Written task:
Print out every line, exactly as written.

Collected data entries:
------------
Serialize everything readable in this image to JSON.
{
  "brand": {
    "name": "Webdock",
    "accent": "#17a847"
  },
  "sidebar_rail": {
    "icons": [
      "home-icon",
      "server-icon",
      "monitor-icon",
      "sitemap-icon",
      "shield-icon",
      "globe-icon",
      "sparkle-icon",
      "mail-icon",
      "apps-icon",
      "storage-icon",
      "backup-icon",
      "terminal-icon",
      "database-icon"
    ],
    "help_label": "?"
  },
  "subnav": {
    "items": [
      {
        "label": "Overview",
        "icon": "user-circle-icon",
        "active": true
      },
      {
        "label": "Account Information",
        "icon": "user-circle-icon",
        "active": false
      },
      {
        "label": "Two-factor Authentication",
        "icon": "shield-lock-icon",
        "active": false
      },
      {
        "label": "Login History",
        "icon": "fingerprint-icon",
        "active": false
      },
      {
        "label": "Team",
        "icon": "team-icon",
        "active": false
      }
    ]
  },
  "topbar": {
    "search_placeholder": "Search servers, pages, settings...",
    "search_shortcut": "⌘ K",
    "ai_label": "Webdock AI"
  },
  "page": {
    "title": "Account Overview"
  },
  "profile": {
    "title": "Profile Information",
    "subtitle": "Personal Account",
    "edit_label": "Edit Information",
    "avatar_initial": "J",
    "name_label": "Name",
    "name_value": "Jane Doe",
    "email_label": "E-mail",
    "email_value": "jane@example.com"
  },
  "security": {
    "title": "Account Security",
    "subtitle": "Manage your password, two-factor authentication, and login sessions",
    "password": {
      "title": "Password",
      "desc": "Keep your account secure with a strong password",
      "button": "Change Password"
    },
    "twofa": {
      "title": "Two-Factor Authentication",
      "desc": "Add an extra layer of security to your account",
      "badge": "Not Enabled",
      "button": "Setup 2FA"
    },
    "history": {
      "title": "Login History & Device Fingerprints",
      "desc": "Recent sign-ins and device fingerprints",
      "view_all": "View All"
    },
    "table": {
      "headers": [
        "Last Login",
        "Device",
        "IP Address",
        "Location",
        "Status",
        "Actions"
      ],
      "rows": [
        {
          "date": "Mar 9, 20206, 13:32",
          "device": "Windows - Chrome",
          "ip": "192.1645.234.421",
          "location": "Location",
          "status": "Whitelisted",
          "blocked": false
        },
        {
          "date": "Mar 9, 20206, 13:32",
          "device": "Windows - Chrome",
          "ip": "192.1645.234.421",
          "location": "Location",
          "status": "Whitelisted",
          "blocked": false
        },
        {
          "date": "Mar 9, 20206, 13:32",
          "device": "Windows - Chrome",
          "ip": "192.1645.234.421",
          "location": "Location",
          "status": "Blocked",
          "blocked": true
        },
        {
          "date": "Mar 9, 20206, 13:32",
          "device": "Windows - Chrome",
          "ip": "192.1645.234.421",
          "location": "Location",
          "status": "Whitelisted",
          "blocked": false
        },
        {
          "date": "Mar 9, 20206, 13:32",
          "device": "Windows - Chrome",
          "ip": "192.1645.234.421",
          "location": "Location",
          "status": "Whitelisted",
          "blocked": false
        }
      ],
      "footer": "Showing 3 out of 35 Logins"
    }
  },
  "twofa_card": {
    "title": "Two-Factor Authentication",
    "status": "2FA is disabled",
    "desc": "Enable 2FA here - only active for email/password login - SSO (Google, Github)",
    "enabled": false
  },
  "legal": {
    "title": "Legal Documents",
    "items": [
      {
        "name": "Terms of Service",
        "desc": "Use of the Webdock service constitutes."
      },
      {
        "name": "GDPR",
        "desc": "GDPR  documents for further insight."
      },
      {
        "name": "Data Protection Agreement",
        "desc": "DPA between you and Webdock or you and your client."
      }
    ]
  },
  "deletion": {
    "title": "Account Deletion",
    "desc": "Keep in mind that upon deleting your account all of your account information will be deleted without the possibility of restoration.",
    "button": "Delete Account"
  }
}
------------
Task result:
Serialize everything readable in this image to JSON.
{
  "brand": {
    "name": "Webdock",
    "accent": "#17a847"
  },
  "sidebar_rail": {
    "icons": [
      "home-icon",
      "server-icon",
      "monitor-icon",
      "sitemap-icon",
      "shield-icon",
      "globe-icon",
      "sparkle-icon",
      "mail-icon",
      "apps-icon",
      "storage-icon",
      "backup-icon",
      "terminal-icon",
      "database-icon"
    ],
    "help_label": "?"
  },
  "subnav": {
    "items": [
      {
        "label": "Overview",
        "icon": "user-circle-icon",
        "active": true
      },
      {
        "label": "Account Information",
        "icon": "user-circle-icon",
        "active": false
      },
      {
        "label": "Two-factor Authentication",
        "icon": "shield-lock-icon",
        "active": false
      },
      {
        "label": "Login History",
        "icon": "fingerprint-icon",
        "active": false
      },
      {
        "label": "Team",
        "icon": "team-icon",
        "active": false
      }
    ]
  },
  "topbar": {
    "search_placeholder": "Search servers, pages, settings...",
    "search_shortcut": "⌘ K",
    "ai_label": "Webdock AI"
  },
  "page": {
    "title": "Account Overview"
  },
  "profile": {
    "title": "Profile Information",
    "subtitle": "Personal Account",
    "edit_label": "Edit Information",
    "avatar_initial": "J",
    "name_label": "Name",
    "name_value": "Jane Doe",
    "email_label": "E-mail",
    "email_value": "jane@example.com"
  },
  "security": {
    "title": "Account Security",
    "subtitle": "Manage your password, two-factor authentication, and login sessions",
    "password": {
      "title": "Password",
      "desc": "Keep your account secure with a strong password",
      "button": "Change Password"
    },
    "twofa": {
      "title": "Two-Factor Authentication",
      "desc": "Add an extra layer of security to your account",
      "badge": "Not Enabled",
      "button": "Setup 2FA"
    },
    "history": {
      "title": "Login History & Device Fingerprints",
      "desc": "Recent sign-ins and device fingerprints",
      "view_all": "View All"
    },
    "table": {
      "headers": [
        "Last Login",
        "Device",
        "IP Address",
        "Location",
        "Status",
        "Actions"
      ],
      "rows": [
        {
          "date": "Mar 9, 20206, 13:32",
          "device": "Windows - Chrome",
          "ip": "192.1645.234.421",
          "location": "Location",
          "status": "Whitelisted",
          "blocked": false
        },
        {
          "date": "Mar 9, 20206, 13:32",
          "device": "Windows - Chrome",
          "ip": "192.1645.234.421",
          "location": "Location",
          "status": "Whitelisted",
          "blocked": false
        },
        {
          "date": "Mar 9, 20206, 13:32",
          "device": "Windows - Chrome",
          "ip": "192.1645.234.421",
          "location": "Location",
          "status": "Blocked",
          "blocked": true
        },
        {
          "date": "Mar 9, 20206, 13:32",
          "device": "Windows - Chrome",
          "ip": "192.1645.234.421",
          "location": "Location",
          "status": "Whitelisted",
          "blocked": false
        },
        {
          "date": "Mar 9, 20206, 13:32",
          "device": "Windows - Chrome",
          "ip": "192.1645.234.421",
          "location": "Location",
          "status": "Whitelisted",
          "blocked": false
        }
      ],
      "footer": "Showing 3 out of 35 Logins"
    }
  },
  "twofa_card": {
    "title": "Two-Factor Authentication",
    "status": "2FA is disabled",
    "desc": "Enable 2FA here - only active for email/password login - SSO (Google, Github)",
    "enabled": false
  },
  "legal": {
    "title": "Legal Documents",
    "items": [
      {
        "name": "Terms of Service",
        "desc": "Use of the Webdock service constitutes."
      },
      {
        "name": "GDPR",
        "desc": "GDPR  documents for further insight."
      },
      {
        "name": "Data Protection Agreement",
        "desc": "DPA between you and Webdock or you and your client."
      }
    ]
  },
  "deletion": {
    "title": "Account Deletion",
    "desc": "Keep in mind that upon deleting your account all of your account information will be deleted without the possibility of restoration.",
    "button": "Delete Account"
  }
}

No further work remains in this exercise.